━━━ EXERCISE INPUT ━━━

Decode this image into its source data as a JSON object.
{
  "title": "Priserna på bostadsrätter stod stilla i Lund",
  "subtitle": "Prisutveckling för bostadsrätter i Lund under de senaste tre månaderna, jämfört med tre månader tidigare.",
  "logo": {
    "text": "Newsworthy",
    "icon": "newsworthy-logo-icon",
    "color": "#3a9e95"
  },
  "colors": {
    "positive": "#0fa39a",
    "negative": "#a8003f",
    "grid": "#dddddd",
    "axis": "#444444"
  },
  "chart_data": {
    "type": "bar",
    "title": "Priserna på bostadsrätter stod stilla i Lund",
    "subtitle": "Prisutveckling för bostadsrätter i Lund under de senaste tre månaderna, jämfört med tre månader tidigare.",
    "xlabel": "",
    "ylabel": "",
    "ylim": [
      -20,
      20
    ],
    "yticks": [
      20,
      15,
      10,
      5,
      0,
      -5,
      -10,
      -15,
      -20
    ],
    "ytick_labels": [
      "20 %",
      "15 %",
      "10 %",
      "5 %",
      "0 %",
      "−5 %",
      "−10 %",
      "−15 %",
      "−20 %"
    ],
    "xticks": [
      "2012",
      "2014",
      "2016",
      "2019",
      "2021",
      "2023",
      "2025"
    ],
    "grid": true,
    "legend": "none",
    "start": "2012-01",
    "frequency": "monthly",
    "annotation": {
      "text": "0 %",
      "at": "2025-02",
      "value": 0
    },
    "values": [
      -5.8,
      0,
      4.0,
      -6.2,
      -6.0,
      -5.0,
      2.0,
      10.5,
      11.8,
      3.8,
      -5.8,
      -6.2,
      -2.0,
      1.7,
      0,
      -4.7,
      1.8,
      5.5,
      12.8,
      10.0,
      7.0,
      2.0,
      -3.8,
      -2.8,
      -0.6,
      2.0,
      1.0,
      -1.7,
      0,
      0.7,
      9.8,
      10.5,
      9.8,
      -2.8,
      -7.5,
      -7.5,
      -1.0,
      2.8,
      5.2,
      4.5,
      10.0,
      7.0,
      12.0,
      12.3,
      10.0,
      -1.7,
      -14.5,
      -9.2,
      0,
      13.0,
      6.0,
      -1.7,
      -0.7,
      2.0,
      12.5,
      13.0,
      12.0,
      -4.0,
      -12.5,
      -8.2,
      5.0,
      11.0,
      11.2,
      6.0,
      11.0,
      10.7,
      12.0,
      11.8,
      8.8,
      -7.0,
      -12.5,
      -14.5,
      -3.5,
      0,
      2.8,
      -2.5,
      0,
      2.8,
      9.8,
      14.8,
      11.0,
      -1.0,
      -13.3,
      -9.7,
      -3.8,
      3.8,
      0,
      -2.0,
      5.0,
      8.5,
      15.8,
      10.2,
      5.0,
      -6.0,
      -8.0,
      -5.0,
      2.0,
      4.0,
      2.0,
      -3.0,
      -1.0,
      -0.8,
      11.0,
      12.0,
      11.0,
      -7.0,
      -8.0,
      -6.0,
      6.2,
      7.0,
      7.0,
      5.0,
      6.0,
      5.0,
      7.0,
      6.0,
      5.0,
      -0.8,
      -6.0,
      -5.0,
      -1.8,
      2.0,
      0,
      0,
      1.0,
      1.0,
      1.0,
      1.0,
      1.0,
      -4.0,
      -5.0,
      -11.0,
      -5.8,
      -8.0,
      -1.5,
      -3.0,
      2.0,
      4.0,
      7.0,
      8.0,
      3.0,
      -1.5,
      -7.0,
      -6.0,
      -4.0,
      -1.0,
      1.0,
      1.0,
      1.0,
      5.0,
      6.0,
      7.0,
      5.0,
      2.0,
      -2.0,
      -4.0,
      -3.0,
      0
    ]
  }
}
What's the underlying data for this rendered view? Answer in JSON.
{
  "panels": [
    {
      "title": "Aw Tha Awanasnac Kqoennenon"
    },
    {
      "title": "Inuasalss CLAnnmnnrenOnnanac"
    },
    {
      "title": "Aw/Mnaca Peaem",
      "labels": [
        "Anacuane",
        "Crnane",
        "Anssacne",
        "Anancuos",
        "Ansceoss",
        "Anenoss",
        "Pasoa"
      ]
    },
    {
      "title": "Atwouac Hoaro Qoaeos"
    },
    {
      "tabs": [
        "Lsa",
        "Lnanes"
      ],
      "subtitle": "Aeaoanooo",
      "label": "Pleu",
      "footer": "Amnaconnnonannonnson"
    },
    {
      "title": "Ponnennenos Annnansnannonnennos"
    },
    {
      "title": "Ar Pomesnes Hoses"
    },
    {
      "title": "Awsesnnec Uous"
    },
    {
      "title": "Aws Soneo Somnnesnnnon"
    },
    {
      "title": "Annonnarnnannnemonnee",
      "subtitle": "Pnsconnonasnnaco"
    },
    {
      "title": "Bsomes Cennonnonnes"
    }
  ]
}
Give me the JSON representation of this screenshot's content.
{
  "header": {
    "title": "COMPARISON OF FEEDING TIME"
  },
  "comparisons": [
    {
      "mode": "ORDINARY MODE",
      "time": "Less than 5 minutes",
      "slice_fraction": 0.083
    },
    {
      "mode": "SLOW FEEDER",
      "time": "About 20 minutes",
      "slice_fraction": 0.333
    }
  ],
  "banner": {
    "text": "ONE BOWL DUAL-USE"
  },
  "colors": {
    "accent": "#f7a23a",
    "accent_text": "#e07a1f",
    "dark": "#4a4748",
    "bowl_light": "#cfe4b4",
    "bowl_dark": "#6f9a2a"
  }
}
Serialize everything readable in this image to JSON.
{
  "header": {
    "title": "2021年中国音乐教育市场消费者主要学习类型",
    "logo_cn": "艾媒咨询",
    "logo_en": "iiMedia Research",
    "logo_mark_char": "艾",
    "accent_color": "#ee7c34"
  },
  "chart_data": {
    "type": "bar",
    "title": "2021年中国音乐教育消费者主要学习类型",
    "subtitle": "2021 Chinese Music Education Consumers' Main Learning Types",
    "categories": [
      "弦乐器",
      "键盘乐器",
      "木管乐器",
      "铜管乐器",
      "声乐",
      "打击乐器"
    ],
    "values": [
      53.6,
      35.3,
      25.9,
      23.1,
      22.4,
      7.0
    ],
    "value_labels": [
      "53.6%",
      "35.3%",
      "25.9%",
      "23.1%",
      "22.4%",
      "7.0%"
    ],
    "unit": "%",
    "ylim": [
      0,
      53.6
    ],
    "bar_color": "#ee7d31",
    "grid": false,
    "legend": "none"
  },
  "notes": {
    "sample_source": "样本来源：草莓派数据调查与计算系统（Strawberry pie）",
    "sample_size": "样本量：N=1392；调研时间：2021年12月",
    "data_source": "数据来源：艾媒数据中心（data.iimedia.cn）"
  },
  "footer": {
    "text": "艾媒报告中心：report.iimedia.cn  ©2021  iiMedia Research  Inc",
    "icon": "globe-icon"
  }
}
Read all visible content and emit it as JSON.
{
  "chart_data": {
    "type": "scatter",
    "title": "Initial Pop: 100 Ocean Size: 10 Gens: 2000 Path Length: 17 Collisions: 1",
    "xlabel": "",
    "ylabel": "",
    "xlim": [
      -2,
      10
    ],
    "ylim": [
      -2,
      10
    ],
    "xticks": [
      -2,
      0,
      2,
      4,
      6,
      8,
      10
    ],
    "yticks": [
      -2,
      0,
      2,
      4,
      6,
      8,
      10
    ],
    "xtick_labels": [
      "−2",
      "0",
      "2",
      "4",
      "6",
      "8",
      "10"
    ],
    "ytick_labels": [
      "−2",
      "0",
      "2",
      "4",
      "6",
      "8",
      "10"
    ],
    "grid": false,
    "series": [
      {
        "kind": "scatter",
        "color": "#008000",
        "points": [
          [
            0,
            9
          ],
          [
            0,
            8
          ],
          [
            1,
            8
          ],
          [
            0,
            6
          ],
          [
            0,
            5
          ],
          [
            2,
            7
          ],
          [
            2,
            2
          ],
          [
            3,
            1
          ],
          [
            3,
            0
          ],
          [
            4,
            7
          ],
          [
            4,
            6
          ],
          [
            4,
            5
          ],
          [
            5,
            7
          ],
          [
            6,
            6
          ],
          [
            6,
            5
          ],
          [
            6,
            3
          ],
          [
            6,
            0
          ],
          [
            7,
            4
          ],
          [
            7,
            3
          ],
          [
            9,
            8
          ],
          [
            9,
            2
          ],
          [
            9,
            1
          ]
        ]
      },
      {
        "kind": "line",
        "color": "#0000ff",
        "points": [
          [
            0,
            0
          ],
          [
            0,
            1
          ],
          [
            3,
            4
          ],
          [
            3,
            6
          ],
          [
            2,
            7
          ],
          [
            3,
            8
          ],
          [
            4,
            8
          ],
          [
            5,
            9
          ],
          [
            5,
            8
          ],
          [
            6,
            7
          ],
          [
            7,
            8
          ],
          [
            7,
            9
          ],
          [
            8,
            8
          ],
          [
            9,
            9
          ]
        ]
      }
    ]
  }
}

━━━

▶ _PROBLEM STATEMENT_
The lines above form a set of records; determine how many of them contain the string "bostadsrätter" and give that number alone.

▶ _RESULT OF THE EXERCISE_
4